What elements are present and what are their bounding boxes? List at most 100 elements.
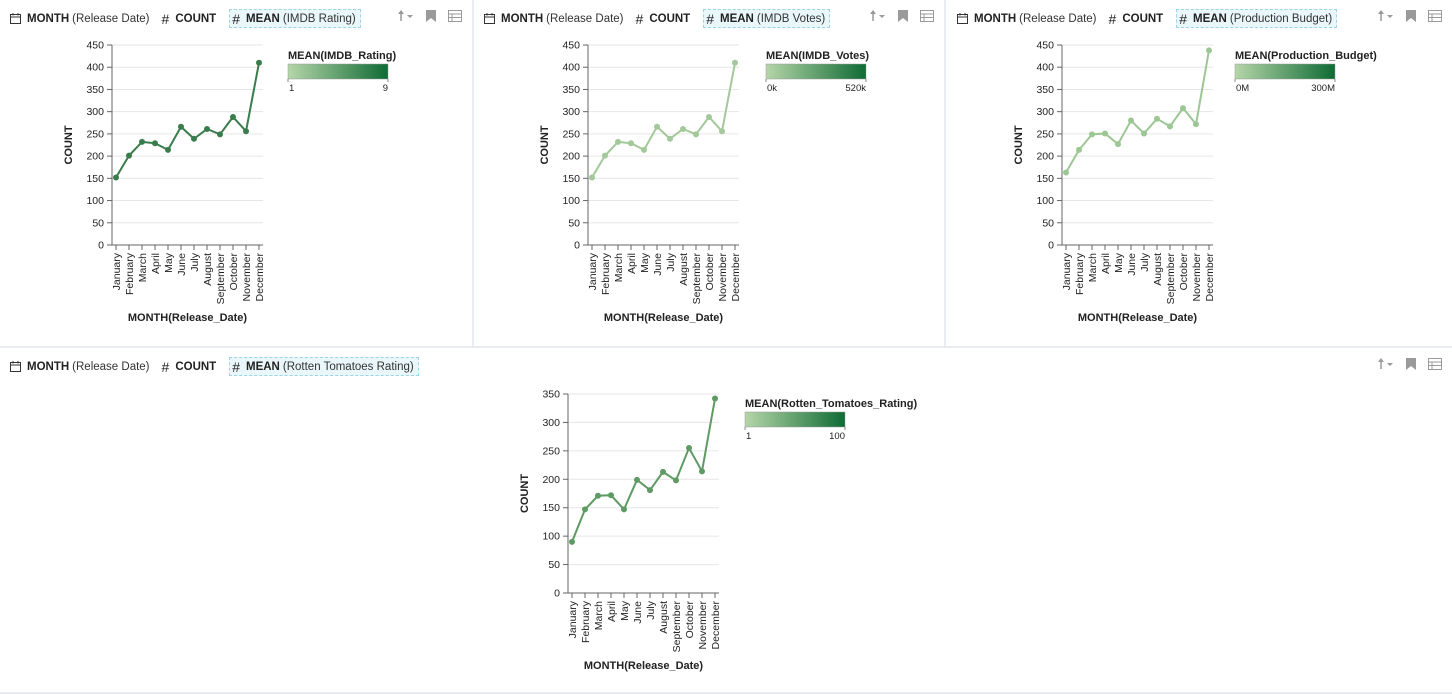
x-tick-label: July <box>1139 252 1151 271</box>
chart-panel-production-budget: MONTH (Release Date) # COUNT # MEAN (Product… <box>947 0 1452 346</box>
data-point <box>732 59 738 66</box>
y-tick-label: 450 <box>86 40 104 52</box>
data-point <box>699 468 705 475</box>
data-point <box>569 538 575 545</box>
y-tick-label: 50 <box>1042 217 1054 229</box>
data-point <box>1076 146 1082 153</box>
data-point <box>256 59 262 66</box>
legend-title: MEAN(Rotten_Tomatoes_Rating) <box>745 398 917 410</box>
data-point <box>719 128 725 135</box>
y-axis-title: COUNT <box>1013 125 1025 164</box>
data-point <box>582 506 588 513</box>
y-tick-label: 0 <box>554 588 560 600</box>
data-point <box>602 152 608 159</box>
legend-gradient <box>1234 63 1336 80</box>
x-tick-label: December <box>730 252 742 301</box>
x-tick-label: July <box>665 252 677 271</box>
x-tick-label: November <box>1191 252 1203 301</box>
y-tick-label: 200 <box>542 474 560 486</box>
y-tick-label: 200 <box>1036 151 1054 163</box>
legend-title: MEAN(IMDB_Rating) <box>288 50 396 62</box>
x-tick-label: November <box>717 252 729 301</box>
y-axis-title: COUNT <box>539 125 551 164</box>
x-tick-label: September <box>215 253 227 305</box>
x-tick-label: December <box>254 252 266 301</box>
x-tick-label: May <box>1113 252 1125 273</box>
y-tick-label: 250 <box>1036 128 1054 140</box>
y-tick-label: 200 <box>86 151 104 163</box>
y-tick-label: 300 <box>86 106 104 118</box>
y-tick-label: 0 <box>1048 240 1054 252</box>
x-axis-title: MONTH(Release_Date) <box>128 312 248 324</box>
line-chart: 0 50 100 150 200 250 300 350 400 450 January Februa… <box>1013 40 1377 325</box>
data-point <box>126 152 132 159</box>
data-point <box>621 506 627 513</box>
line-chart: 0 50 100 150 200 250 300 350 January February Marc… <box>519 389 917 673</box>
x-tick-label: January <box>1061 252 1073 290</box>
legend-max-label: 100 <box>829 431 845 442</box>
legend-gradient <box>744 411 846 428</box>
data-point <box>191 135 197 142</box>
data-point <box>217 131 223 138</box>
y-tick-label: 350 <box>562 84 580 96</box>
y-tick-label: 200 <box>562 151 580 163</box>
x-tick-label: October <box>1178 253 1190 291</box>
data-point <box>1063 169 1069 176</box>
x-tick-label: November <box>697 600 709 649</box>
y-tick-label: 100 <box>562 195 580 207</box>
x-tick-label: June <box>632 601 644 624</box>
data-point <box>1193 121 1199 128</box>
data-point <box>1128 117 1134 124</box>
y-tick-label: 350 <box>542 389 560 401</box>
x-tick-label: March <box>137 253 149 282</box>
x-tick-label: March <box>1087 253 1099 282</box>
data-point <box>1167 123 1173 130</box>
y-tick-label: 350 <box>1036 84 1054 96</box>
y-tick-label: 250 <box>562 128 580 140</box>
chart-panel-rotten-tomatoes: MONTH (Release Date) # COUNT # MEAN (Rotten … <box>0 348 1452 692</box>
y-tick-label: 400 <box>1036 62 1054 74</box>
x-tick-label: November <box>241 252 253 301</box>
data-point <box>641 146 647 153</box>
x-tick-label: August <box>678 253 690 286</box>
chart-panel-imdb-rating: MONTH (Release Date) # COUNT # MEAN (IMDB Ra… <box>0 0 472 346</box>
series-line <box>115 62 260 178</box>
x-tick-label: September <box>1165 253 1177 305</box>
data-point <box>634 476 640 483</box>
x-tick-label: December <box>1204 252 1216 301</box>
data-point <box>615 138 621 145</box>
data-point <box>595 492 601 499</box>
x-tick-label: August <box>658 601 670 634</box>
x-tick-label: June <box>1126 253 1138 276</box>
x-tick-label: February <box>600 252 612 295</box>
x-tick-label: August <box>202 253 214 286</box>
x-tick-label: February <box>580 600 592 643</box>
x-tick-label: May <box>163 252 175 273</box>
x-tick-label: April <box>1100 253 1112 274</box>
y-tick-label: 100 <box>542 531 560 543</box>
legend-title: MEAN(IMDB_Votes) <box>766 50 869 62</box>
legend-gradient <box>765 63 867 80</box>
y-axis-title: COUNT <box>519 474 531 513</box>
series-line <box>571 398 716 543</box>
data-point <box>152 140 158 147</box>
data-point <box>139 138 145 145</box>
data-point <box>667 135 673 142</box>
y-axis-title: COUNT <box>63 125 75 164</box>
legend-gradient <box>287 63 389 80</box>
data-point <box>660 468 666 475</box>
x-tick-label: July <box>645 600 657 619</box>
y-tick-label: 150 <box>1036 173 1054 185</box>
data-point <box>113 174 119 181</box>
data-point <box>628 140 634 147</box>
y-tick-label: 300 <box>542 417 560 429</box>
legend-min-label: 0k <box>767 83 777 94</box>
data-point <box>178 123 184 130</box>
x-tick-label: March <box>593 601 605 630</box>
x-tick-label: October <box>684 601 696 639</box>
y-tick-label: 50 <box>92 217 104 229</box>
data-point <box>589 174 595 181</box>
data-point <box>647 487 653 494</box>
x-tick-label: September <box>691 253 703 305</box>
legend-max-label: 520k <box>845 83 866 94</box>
__________
### What to produce
Pull every line of the data above into your answer word for word, leaving out the picture.

### The solution
What elements are present and what are their bounding boxes? List at most 100 elements.
x-tick-label: July <box>1139 252 1151 271</box>
chart-panel-production-budget: MONTH (Release Date) # COUNT # MEAN (Product… <box>947 0 1452 346</box>
data-point <box>732 59 738 66</box>
y-tick-label: 450 <box>86 40 104 52</box>
data-point <box>699 468 705 475</box>
data-point <box>569 538 575 545</box>
y-tick-label: 50 <box>1042 217 1054 229</box>
data-point <box>1076 146 1082 153</box>
data-point <box>256 59 262 66</box>
legend-title: MEAN(Rotten_Tomatoes_Rating) <box>745 398 917 410</box>
data-point <box>719 128 725 135</box>
y-axis-title: COUNT <box>1013 125 1025 164</box>
data-point <box>582 506 588 513</box>
y-tick-label: 0 <box>554 588 560 600</box>
data-point <box>602 152 608 159</box>
legend-gradient <box>1234 63 1336 80</box>
x-tick-label: December <box>730 252 742 301</box>
x-tick-label: July <box>665 252 677 271</box>
x-tick-label: November <box>1191 252 1203 301</box>
y-tick-label: 200 <box>542 474 560 486</box>
y-tick-label: 200 <box>1036 151 1054 163</box>
legend-title: MEAN(IMDB_Rating) <box>288 50 396 62</box>
x-tick-label: November <box>717 252 729 301</box>
y-axis-title: COUNT <box>539 125 551 164</box>
x-tick-label: September <box>215 253 227 305</box>
x-tick-label: December <box>254 252 266 301</box>
x-tick-label: May <box>1113 252 1125 273</box>
y-tick-label: 250 <box>1036 128 1054 140</box>
y-tick-label: 200 <box>86 151 104 163</box>
y-tick-label: 300 <box>86 106 104 118</box>
y-tick-label: 0 <box>1048 240 1054 252</box>
x-axis-title: MONTH(Release_Date) <box>128 312 248 324</box>
line-chart: 0 50 100 150 200 250 300 350 400 450 January Februa… <box>1013 40 1377 325</box>
data-point <box>126 152 132 159</box>
data-point <box>621 506 627 513</box>
line-chart: 0 50 100 150 200 250 300 350 January February Marc… <box>519 389 917 673</box>
x-tick-label: January <box>1061 252 1073 290</box>
legend-max-label: 100 <box>829 431 845 442</box>
legend-gradient <box>744 411 846 428</box>
data-point <box>191 135 197 142</box>
data-point <box>217 131 223 138</box>
y-tick-label: 350 <box>562 84 580 96</box>
y-tick-label: 200 <box>562 151 580 163</box>
x-tick-label: October <box>1178 253 1190 291</box>
data-point <box>1063 169 1069 176</box>
x-tick-label: November <box>697 600 709 649</box>
y-tick-label: 100 <box>562 195 580 207</box>
x-tick-label: June <box>632 601 644 624</box>
data-point <box>1193 121 1199 128</box>
data-point <box>1128 117 1134 124</box>
y-tick-label: 350 <box>542 389 560 401</box>
x-tick-label: March <box>137 253 149 282</box>
x-tick-label: March <box>1087 253 1099 282</box>
data-point <box>1167 123 1173 130</box>
y-tick-label: 350 <box>1036 84 1054 96</box>
y-tick-label: 250 <box>562 128 580 140</box>
chart-panel-rotten-tomatoes: MONTH (Release Date) # COUNT # MEAN (Rotten … <box>0 348 1452 692</box>
y-tick-label: 400 <box>1036 62 1054 74</box>
x-tick-label: November <box>241 252 253 301</box>
data-point <box>641 146 647 153</box>
x-tick-label: August <box>678 253 690 286</box>
chart-panel-imdb-rating: MONTH (Release Date) # COUNT # MEAN (IMDB Ra… <box>0 0 472 346</box>
series-line <box>115 62 260 178</box>
x-tick-label: September <box>1165 253 1177 305</box>
data-point <box>634 476 640 483</box>
x-tick-label: December <box>1204 252 1216 301</box>
data-point <box>615 138 621 145</box>
data-point <box>595 492 601 499</box>
x-tick-label: August <box>658 601 670 634</box>
x-tick-label: June <box>1126 253 1138 276</box>
x-tick-label: February <box>600 252 612 295</box>
x-tick-label: August <box>202 253 214 286</box>
x-tick-label: February <box>580 600 592 643</box>
x-tick-label: May <box>163 252 175 273</box>
x-tick-label: April <box>1100 253 1112 274</box>
y-tick-label: 100 <box>542 531 560 543</box>
legend-title: MEAN(IMDB_Votes) <box>766 50 869 62</box>
legend-gradient <box>765 63 867 80</box>
y-axis-title: COUNT <box>519 474 531 513</box>
series-line <box>571 398 716 543</box>
data-point <box>152 140 158 147</box>
data-point <box>139 138 145 145</box>
data-point <box>667 135 673 142</box>
y-axis-title: COUNT <box>63 125 75 164</box>
legend-gradient <box>287 63 389 80</box>
data-point <box>660 468 666 475</box>
x-tick-label: July <box>645 600 657 619</box>
y-tick-label: 150 <box>1036 173 1054 185</box>
data-point <box>113 174 119 181</box>
data-point <box>628 140 634 147</box>
y-tick-label: 300 <box>542 417 560 429</box>
legend-min-label: 0k <box>767 83 777 94</box>
data-point <box>178 123 184 130</box>
x-tick-label: March <box>593 601 605 630</box>
x-tick-label: October <box>684 601 696 639</box>
y-tick-label: 50 <box>92 217 104 229</box>
data-point <box>589 174 595 181</box>
data-point <box>647 487 653 494</box>
x-tick-label: September <box>691 253 703 305</box>
legend-max-label: 520k <box>845 83 866 94</box>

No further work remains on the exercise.